* _Textauszug_:
☆ ☆ ☆ ☆ ☆ ☆ ☆
Nun zu deiner Frage:
viele behaupten das er mindesten 70 cm tief sein sollte aber meiner Meinung nach min. 1,20m besser 1,50m
Aber erzähl doch erstmal mehr über dein Vorhaben...
Hast du schon unser Basiswissen entdeckt?  https://www.hobby-gartenteich.de/xf/forums/72/
Hier gibt es viele wichtige Beiträge zum Thema Teichbau.... viel Spaß bei uns


----------



## derschwarzepeter (14. März 2011)

*AW: Wie tief muss ein Teich für Goldis sein?*

Der Robert weiss, wovon er spricht:
Man dimensioniert Lebensräume für Lebewesen nicht so,
dass sie so gerade eben mit Ach und Krach überleben werden,
wenn der Winter nicht zufällig grimmiger als ein durchschnittlicher ausfällt.
Die größere Wassertiefe hat auch nicht zuletzt ein größeres Volumen zur Folge,
das den Teich in ALLEN Belangen stabiler und besser für Fische geeignet macht.
Nachdem es ja nicht NUR Goldfische oder Koi gibt, die man in seinen Teich setzen kann,
sondern eine Vielzahl anderer interessanter Lebewesen, die auch in flachen Gewässern prima zurechtkommen,
ist man da ja nicht unbedingt drauf angewiesen, tiefer zu buddeln.


----------



## Limnos (14. März 2011)

*AW: Wie tief muss ein Teich für Goldis sein?*

Hi

Das ist im Prinzip richtig, aber man sollte auch bedenken, dass das Entschlammen bei einer Tiefe über einen Meter deutlich schwieriger wird, und dass es im Frühjahr länger dauert bis ein großes Wasservolumen sich so weit erwärmt hat, dass es wieder los geht. Ein verschlammter Teich setzt übrigens beträchtliche Mengen von Methan frei, die als Treibhausgas etwa 20 Mal so stark zur globalen Erwärmung beitragen wie die gleiche Menge CO2.

MfG.
Wolfgang


----------



## derschwarzepeter (15. März 2011)

*AW: Wie tief muss ein Teich für Goldis sein?*

Das stimmt schon, 
aber wenn man das so sieht,
wäre ein Vogerlbad NOCH leichter zu reinigen
und die globale Erwärmung fördert DAS überhaupt nicht. 
Nachdem kein natürlicher Seer regelmäßig entschlammt wird,
sollte man doch überlegen, die zur Erreichung der Klimaschutzziele 
und der Hygiene ehestmöglich bis auf eine Tiefe von 1 m zuzubetonieren.


----------



## sonnenblume22 (15. März 2011)

*AW: Wie tief muss ein Teich für Goldis sein?*

Ich würde auch eher zu 120cm raten.
☆ ☆ ☆ ☆ ☆ ☆ ☆
* _Auflistung_:
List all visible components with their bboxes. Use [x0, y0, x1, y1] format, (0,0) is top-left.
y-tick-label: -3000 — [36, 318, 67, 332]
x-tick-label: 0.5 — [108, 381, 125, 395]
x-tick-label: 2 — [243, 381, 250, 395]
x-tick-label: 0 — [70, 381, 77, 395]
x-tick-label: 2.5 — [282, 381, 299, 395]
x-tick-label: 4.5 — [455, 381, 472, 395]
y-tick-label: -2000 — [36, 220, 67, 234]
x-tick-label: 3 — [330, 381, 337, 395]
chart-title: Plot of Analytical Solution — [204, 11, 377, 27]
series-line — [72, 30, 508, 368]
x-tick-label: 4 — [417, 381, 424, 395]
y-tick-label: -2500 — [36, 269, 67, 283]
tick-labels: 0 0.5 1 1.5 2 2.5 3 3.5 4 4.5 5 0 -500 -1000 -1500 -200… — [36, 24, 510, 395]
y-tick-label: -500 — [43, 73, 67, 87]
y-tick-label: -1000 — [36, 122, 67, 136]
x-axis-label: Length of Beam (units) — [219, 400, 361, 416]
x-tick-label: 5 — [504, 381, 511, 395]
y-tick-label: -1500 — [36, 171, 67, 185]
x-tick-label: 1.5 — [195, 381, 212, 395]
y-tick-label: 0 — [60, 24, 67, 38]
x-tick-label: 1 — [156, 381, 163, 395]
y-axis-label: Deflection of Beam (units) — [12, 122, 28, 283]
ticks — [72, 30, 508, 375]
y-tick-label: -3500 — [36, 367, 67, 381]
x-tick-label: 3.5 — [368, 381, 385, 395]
☆ ☆ ☆ ☆ ☆ ☆ ☆
* _Kurzaufgabe_: Geben Sie aus dem Textauszug die Passage wörtlich wieder, die bei „Hast du schon“ beginnt und mit „derschwarzepeter (14. März 2011)“ endet.

* _Übungsergebnis_:
Hast du schon unser Basiswissen entdeckt?  https://www.hobby-gartenteich.de/xf/forums/72/
Hier gibt es viele wichtige Beiträge zum Thema Teichbau.... viel Spaß bei uns


----------



## derschwarzepeter (14. März 2011)